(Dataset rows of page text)
--------------------------------
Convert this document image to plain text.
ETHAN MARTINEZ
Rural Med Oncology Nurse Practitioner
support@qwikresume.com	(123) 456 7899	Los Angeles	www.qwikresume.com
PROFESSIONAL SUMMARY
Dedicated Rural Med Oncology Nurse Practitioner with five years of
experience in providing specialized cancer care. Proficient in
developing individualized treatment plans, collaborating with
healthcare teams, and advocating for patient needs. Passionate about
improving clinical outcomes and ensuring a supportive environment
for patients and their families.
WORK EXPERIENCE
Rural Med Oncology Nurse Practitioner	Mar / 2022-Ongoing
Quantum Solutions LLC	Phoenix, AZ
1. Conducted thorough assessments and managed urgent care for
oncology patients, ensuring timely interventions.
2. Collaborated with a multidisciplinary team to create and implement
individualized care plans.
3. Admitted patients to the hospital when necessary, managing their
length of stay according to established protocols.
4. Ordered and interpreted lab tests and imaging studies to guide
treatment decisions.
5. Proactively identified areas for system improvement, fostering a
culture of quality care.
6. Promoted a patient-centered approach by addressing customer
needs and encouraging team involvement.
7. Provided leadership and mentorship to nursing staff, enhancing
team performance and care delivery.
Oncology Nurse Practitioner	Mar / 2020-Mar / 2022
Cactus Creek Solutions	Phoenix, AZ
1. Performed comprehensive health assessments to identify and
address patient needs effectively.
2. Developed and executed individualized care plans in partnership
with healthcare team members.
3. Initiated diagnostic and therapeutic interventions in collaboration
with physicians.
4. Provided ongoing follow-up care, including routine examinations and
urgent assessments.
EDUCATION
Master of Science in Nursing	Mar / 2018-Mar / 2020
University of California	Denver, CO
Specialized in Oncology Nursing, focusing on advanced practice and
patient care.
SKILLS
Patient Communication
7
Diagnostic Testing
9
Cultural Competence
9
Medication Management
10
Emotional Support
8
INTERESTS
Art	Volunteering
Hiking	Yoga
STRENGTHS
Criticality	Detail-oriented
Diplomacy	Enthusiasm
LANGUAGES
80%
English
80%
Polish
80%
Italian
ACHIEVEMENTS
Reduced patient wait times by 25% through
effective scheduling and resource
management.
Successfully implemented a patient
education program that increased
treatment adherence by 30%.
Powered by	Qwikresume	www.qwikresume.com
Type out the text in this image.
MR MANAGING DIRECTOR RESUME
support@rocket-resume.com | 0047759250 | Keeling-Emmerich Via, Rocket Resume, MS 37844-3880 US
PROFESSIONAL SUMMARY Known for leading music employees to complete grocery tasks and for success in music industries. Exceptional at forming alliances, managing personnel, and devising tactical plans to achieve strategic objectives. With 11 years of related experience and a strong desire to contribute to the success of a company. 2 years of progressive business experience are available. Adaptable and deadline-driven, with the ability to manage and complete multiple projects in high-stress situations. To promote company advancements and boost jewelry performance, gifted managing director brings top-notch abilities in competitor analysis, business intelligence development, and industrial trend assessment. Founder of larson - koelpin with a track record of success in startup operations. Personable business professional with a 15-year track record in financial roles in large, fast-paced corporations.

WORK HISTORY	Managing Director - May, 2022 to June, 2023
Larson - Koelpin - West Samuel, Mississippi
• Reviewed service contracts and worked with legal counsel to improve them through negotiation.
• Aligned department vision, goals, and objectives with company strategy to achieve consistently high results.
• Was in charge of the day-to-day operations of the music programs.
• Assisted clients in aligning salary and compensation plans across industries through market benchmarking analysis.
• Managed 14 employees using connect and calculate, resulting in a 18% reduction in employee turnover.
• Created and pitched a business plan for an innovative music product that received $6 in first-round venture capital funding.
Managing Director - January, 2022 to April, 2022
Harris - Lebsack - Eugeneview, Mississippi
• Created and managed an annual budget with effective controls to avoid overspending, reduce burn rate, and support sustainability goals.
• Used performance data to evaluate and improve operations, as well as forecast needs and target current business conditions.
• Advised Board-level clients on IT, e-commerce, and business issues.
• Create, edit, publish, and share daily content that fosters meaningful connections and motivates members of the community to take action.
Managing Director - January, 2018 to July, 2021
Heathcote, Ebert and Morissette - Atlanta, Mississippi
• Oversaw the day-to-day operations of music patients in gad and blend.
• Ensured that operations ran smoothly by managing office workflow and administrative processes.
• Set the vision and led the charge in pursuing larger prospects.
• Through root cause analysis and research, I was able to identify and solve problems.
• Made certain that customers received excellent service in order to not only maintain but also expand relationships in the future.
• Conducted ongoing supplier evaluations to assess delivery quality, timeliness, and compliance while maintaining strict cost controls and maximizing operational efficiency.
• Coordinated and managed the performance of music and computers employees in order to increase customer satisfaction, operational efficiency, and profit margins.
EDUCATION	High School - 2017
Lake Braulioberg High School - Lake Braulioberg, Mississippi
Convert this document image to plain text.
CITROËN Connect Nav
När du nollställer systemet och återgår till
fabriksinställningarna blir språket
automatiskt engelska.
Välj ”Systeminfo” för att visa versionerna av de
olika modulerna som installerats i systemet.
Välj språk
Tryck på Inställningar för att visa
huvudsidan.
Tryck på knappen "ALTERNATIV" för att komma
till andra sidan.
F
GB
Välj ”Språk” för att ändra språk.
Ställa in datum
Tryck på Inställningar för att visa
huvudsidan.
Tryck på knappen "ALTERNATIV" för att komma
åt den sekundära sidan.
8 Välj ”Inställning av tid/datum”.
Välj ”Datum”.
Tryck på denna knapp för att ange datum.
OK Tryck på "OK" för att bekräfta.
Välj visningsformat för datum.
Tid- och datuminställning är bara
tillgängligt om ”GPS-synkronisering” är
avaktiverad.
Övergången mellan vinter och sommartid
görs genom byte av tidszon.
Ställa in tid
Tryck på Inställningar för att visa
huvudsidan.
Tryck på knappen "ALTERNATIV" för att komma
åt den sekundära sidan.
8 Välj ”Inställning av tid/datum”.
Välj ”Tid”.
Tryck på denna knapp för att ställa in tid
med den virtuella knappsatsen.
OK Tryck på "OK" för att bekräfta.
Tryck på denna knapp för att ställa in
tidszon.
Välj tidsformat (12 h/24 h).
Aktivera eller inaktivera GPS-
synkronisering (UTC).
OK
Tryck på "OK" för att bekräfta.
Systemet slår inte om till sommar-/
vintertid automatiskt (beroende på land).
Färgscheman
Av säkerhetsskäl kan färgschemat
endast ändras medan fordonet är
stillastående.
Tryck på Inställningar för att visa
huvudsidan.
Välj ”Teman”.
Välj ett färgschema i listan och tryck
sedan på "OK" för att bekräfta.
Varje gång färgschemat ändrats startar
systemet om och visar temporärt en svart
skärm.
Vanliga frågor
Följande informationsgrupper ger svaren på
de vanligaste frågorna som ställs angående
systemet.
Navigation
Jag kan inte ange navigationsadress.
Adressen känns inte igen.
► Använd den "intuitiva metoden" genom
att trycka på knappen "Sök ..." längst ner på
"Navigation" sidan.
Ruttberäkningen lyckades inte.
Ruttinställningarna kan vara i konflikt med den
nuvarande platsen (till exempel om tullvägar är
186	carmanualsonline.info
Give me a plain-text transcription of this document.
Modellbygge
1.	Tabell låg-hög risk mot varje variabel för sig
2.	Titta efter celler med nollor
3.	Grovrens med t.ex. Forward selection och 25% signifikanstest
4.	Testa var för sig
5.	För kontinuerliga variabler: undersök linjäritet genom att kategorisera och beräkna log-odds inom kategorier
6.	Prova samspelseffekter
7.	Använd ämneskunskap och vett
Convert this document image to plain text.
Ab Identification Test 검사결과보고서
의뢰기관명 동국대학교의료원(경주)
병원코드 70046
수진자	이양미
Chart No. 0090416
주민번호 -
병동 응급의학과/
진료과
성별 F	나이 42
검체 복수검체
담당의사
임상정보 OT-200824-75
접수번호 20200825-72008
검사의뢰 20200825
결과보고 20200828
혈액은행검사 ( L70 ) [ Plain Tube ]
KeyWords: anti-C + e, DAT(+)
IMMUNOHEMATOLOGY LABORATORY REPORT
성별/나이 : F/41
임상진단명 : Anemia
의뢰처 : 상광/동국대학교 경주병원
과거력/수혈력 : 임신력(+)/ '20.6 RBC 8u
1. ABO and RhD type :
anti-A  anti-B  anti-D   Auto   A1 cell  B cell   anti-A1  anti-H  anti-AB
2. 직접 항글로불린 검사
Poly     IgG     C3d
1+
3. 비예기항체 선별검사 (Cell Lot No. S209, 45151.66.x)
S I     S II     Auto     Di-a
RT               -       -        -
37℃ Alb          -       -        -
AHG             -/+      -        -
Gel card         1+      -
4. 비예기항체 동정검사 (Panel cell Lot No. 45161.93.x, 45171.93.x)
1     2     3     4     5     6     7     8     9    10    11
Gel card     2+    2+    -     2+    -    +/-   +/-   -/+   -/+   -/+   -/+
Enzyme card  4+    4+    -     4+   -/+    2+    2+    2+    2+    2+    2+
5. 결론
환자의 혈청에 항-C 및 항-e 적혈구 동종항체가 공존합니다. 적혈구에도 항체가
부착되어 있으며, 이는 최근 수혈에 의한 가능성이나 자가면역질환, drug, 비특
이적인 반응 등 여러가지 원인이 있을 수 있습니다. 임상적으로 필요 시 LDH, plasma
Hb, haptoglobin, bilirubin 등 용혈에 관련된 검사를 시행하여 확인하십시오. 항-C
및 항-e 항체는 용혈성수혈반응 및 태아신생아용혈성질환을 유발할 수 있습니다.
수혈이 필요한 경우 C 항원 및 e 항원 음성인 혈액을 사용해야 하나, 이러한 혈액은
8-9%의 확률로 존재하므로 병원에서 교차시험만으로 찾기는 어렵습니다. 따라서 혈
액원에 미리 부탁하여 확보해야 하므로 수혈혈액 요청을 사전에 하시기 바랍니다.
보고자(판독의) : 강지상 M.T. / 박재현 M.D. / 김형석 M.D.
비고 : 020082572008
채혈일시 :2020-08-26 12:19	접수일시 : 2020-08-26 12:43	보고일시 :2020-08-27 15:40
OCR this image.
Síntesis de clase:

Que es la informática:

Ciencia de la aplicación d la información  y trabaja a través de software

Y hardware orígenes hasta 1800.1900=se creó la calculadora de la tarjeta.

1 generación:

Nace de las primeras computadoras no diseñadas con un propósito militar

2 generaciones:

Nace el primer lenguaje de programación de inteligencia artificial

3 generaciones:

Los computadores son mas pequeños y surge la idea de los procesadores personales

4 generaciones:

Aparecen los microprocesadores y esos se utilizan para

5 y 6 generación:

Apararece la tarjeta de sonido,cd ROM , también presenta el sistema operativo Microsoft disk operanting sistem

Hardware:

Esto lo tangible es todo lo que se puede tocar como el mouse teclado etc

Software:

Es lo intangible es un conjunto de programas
--------------------------------
Work instructions
Scan the records for lines that hold "charge", and reproduce each one you find.

Result
• Was in charge of the day-to-day operations of the music programs.
• Set the vision and led the charge in pursuing larger prospects.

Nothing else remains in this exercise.